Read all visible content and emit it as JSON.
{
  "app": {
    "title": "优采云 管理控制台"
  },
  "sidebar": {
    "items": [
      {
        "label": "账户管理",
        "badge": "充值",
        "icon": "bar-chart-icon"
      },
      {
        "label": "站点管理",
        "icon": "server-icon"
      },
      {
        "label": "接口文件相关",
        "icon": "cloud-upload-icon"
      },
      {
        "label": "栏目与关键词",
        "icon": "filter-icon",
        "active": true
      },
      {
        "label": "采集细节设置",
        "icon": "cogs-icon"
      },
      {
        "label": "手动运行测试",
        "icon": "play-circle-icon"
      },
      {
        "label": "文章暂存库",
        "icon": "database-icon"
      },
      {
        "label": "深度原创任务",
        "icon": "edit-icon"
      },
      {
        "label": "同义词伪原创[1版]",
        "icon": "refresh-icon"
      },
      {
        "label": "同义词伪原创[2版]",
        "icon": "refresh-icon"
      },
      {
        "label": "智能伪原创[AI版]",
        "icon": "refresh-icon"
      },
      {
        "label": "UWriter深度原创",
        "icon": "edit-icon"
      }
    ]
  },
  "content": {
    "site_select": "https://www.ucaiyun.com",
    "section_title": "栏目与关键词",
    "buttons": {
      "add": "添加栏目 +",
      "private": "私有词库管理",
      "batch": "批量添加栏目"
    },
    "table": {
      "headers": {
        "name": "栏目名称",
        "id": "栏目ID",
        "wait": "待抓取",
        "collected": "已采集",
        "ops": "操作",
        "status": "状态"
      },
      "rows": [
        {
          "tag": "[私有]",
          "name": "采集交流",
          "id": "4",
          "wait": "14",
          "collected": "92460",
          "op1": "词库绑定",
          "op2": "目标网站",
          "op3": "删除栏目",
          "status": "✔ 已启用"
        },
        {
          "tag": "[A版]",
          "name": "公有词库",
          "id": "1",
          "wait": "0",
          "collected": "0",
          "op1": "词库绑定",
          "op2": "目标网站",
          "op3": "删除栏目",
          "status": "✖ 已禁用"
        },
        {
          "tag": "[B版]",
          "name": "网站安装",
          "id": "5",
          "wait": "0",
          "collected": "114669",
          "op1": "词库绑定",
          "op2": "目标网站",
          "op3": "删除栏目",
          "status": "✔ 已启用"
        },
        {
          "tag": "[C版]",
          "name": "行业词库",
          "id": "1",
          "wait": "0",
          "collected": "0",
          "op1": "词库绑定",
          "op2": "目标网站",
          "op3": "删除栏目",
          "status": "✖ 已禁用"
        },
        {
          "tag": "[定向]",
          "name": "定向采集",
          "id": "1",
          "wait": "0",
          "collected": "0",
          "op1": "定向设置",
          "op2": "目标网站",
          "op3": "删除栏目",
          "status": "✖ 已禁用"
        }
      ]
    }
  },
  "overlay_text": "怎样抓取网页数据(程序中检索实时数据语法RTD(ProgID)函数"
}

#### [WHAT YOU WILL DO]
Nothing should be changed: write out all of the data as is.

#### [WRITTEN RESPONSE]
Read all visible content and emit it as JSON.
{
  "app": {
    "title": "优采云 管理控制台"
  },
  "sidebar": {
    "items": [
      {
        "label": "账户管理",
        "badge": "充值",
        "icon": "bar-chart-icon"
      },
      {
        "label": "站点管理",
        "icon": "server-icon"
      },
      {
        "label": "接口文件相关",
        "icon": "cloud-upload-icon"
      },
      {
        "label": "栏目与关键词",
        "icon": "filter-icon",
        "active": true
      },
      {
        "label": "采集细节设置",
        "icon": "cogs-icon"
      },
      {
        "label": "手动运行测试",
        "icon": "play-circle-icon"
      },
      {
        "label": "文章暂存库",
        "icon": "database-icon"
      },
      {
        "label": "深度原创任务",
        "icon": "edit-icon"
      },
      {
        "label": "同义词伪原创[1版]",
        "icon": "refresh-icon"
      },
      {
        "label": "同义词伪原创[2版]",
        "icon": "refresh-icon"
      },
      {
        "label": "智能伪原创[AI版]",
        "icon": "refresh-icon"
      },
      {
        "label": "UWriter深度原创",
        "icon": "edit-icon"
      }
    ]
  },
  "content": {
    "site_select": "https://www.ucaiyun.com",
    "section_title": "栏目与关键词",
    "buttons": {
      "add": "添加栏目 +",
      "private": "私有词库管理",
      "batch": "批量添加栏目"
    },
    "table": {
      "headers": {
        "name": "栏目名称",
        "id": "栏目ID",
        "wait": "待抓取",
        "collected": "已采集",
        "ops": "操作",
        "status": "状态"
      },
      "rows": [
        {
          "tag": "[私有]",
          "name": "采集交流",
          "id": "4",
          "wait": "14",
          "collected": "92460",
          "op1": "词库绑定",
          "op2": "目标网站",
          "op3": "删除栏目",
          "status": "✔ 已启用"
        },
        {
          "tag": "[A版]",
          "name": "公有词库",
          "id": "1",
          "wait": "0",
          "collected": "0",
          "op1": "词库绑定",
          "op2": "目标网站",
          "op3": "删除栏目",
          "status": "✖ 已禁用"
        },
        {
          "tag": "[B版]",
          "name": "网站安装",
          "id": "5",
          "wait": "0",
          "collected": "114669",
          "op1": "词库绑定",
          "op2": "目标网站",
          "op3": "删除栏目",
          "status": "✔ 已启用"
        },
        {
          "tag": "[C版]",
          "name": "行业词库",
          "id": "1",
          "wait": "0",
          "collected": "0",
          "op1": "词库绑定",
          "op2": "目标网站",
          "op3": "删除栏目",
          "status": "✖ 已禁用"
        },
        {
          "tag": "[定向]",
          "name": "定向采集",
          "id": "1",
          "wait": "0",
          "collected": "0",
          "op1": "定向设置",
          "op2": "目标网站",
          "op3": "删除栏目",
          "status": "✖ 已禁用"
        }
      ]
    }
  },
  "overlay_text": "怎样抓取网页数据(程序中检索实时数据语法RTD(ProgID)函数"
}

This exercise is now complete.